── Exercise data
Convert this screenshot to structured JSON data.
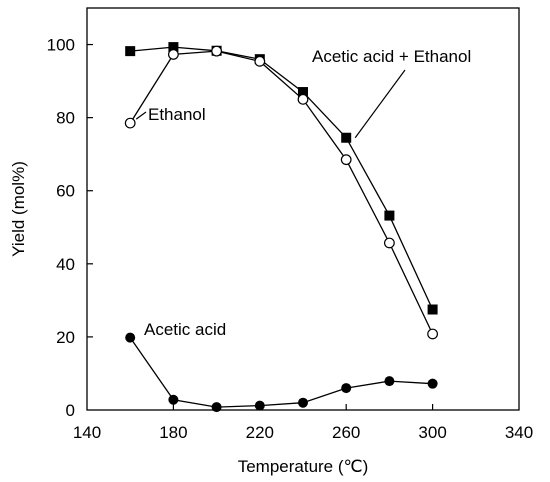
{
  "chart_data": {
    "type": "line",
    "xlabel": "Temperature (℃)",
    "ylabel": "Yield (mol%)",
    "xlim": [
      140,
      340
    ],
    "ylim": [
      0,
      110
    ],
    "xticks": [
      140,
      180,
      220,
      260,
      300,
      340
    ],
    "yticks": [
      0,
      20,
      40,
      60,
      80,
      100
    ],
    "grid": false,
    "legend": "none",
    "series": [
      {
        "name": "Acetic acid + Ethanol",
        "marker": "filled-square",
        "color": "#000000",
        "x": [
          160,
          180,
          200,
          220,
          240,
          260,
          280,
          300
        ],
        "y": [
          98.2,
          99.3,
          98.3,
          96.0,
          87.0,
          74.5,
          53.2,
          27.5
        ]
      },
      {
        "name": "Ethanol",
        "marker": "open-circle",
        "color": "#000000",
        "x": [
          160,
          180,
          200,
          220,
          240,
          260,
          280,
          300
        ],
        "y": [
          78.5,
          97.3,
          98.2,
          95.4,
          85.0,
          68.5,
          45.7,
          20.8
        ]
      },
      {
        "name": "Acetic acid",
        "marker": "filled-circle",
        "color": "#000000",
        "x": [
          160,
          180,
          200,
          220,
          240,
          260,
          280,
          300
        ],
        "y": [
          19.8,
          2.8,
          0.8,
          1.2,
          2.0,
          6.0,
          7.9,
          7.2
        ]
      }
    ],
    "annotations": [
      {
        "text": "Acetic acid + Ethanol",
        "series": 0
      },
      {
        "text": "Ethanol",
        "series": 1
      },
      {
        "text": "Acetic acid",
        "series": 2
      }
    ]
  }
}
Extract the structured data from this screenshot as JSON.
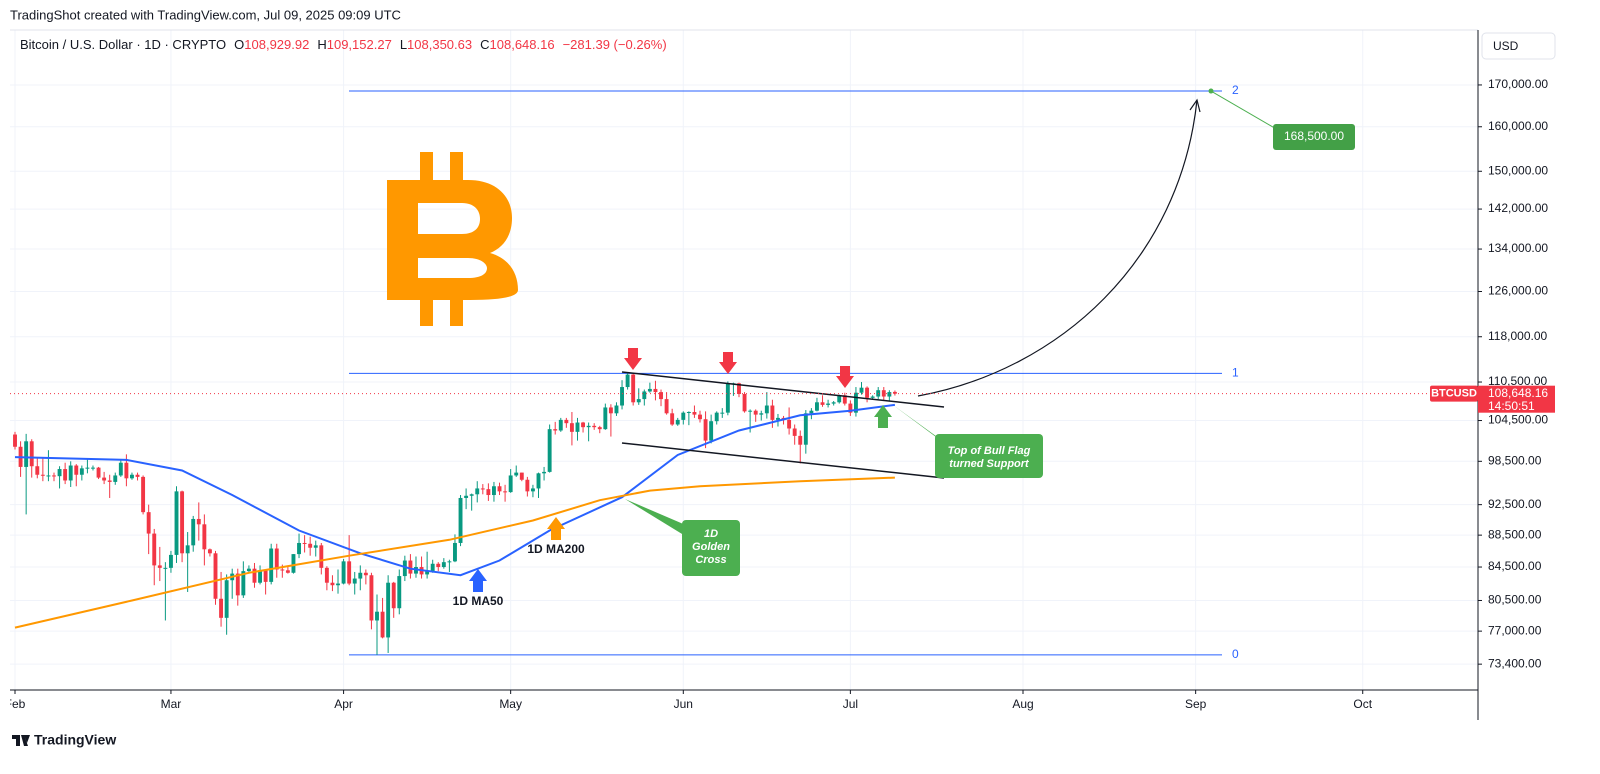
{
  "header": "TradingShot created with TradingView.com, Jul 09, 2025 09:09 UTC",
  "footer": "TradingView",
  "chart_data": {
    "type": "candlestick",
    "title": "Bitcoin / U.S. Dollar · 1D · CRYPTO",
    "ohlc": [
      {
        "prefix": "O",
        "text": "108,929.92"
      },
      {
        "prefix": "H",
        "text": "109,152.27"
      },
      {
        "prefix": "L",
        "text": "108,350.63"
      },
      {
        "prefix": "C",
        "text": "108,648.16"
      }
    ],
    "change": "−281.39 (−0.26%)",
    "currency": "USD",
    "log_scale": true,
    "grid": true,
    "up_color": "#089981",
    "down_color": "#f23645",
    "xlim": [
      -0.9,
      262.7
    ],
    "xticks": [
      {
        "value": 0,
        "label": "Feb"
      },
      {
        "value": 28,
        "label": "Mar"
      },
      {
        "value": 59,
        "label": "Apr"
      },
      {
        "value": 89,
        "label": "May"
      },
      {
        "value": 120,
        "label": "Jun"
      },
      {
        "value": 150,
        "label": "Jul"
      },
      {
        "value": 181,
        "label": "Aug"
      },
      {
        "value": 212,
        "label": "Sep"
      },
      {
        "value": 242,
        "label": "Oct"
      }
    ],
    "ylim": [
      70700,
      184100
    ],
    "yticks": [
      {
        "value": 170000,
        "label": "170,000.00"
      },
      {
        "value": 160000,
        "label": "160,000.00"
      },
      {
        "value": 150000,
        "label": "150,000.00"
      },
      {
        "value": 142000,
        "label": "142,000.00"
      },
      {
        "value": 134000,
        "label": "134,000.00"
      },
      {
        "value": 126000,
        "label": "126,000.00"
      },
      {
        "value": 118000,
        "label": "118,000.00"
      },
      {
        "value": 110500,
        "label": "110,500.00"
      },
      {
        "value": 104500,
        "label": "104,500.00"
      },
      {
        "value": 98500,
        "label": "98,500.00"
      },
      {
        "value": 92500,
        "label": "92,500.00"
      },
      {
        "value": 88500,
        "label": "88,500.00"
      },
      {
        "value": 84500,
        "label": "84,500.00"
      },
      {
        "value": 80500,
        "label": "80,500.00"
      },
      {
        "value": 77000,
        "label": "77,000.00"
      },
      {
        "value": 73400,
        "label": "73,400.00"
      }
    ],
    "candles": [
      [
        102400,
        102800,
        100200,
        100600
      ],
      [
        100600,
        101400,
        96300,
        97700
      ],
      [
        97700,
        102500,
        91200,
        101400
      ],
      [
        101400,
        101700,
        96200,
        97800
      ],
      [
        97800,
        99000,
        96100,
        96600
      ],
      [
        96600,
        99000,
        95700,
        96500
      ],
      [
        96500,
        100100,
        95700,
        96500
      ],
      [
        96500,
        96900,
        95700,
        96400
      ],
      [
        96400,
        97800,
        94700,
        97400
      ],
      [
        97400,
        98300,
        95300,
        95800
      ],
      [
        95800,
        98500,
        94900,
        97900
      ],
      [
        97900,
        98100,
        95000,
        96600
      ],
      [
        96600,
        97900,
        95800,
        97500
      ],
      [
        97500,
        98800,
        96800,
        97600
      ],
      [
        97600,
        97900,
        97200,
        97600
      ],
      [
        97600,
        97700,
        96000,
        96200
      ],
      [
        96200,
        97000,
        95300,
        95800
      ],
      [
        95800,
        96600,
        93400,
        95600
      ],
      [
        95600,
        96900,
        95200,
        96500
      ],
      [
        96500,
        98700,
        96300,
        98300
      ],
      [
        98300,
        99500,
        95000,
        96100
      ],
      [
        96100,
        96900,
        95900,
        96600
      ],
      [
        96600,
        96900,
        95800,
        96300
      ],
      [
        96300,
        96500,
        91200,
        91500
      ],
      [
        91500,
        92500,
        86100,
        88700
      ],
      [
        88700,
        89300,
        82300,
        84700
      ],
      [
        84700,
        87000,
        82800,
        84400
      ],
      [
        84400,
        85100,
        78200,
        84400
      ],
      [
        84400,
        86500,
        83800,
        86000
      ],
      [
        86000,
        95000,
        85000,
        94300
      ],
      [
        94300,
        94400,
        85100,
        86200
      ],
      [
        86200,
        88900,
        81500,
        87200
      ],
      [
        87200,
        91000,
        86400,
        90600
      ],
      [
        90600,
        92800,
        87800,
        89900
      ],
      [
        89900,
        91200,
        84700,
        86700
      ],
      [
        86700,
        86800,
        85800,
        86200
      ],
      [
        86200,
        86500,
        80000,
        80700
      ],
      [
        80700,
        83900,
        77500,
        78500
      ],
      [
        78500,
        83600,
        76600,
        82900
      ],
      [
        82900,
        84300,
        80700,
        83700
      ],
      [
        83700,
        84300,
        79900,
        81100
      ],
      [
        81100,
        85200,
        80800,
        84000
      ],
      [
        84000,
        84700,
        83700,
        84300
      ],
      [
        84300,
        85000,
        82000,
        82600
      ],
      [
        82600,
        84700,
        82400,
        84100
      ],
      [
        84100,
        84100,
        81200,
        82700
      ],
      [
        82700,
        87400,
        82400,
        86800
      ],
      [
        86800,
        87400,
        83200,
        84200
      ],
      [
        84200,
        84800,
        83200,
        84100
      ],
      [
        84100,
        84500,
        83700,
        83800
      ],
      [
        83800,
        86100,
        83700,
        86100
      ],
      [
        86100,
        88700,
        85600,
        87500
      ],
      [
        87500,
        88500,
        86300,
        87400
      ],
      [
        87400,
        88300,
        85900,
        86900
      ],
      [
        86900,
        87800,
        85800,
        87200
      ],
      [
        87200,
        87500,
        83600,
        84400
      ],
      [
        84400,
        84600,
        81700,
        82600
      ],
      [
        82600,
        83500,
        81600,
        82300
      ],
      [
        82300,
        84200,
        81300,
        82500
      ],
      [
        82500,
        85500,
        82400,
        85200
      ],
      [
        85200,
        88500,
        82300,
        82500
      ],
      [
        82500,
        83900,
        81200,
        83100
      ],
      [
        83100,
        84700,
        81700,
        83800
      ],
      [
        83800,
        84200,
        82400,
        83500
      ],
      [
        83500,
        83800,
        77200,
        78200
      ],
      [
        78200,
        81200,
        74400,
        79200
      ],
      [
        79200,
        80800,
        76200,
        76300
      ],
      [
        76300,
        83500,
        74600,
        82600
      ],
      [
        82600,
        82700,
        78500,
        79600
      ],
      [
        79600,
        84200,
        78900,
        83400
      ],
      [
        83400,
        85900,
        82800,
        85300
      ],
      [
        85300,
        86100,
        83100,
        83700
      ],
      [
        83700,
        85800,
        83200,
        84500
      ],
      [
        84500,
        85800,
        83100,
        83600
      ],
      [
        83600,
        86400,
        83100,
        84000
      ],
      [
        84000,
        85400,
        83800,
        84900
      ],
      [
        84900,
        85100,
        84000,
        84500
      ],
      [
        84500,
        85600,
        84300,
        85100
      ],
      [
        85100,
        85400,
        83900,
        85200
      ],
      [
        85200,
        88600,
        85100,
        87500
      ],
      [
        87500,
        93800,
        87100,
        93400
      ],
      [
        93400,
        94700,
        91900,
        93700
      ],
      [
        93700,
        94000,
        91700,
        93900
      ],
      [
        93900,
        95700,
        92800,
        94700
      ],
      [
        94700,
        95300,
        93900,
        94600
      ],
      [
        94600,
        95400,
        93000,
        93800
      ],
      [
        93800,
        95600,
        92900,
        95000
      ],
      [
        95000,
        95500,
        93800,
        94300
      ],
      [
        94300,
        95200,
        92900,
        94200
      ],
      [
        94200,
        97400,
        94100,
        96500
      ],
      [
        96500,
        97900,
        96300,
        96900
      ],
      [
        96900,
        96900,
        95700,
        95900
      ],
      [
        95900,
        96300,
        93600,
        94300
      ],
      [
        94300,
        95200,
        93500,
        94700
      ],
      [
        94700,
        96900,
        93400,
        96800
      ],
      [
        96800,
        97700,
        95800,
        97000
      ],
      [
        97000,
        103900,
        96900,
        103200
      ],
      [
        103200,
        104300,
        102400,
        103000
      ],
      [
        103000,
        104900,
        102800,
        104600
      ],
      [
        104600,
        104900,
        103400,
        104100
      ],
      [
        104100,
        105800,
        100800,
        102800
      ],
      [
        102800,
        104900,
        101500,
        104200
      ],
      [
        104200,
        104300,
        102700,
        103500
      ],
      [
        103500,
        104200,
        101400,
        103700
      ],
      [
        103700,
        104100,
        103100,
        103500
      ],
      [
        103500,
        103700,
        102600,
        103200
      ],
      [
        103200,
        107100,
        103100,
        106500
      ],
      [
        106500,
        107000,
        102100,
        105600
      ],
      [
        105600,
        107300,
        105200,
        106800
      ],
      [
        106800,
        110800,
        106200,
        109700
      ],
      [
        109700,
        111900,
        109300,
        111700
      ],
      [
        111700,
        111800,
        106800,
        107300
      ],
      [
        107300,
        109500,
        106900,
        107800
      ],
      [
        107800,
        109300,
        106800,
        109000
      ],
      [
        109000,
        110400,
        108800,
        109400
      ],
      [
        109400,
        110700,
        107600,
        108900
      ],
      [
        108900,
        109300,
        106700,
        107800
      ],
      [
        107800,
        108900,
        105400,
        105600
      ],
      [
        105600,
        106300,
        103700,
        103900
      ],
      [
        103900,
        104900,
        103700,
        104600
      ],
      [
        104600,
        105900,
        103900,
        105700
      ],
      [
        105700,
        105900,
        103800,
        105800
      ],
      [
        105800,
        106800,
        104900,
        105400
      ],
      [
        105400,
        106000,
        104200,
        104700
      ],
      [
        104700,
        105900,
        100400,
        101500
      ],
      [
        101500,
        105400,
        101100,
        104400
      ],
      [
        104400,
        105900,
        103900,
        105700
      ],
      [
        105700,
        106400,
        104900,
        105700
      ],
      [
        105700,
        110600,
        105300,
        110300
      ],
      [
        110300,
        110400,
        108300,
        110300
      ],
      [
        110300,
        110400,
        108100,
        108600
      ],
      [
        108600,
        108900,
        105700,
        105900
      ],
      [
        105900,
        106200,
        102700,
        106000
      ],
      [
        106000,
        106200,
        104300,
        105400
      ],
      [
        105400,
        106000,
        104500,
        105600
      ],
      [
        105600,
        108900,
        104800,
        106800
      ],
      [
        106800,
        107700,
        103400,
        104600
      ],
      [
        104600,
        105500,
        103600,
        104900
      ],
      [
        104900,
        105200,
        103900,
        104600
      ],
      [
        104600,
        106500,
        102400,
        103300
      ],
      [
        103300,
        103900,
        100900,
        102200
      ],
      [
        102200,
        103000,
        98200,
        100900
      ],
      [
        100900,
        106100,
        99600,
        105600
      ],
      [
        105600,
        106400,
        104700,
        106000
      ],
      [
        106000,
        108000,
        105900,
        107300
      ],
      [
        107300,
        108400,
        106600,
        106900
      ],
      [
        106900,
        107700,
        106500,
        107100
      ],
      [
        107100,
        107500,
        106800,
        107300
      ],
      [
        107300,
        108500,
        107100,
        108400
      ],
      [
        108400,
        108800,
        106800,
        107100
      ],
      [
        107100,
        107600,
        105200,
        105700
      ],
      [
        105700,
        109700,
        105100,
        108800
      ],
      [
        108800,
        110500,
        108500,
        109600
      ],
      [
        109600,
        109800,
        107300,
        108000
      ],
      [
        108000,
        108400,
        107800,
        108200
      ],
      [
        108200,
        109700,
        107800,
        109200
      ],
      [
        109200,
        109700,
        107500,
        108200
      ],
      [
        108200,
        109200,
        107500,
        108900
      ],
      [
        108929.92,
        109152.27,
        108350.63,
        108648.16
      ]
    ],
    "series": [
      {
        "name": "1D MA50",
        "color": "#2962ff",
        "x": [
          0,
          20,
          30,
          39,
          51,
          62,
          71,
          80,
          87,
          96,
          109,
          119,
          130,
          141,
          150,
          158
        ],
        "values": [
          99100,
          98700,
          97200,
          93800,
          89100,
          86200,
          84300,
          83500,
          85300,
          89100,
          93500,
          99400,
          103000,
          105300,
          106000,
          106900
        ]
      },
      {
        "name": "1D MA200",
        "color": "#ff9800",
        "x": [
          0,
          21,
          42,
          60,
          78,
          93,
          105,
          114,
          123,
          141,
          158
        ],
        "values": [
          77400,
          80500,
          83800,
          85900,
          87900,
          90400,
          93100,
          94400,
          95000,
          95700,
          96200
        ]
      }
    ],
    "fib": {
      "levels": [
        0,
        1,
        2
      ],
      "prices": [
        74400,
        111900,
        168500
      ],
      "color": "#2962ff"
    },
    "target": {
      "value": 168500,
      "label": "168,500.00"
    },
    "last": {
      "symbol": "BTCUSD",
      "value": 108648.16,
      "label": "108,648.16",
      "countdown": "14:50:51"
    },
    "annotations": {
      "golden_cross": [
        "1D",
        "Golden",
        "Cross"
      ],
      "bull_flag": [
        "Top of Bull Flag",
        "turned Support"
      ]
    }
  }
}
────
Work required: Find every line in the records above that contains the word "circle", and copy each one.

Finished task:
        "marker": "open-circle",
        "marker": "filled-circle",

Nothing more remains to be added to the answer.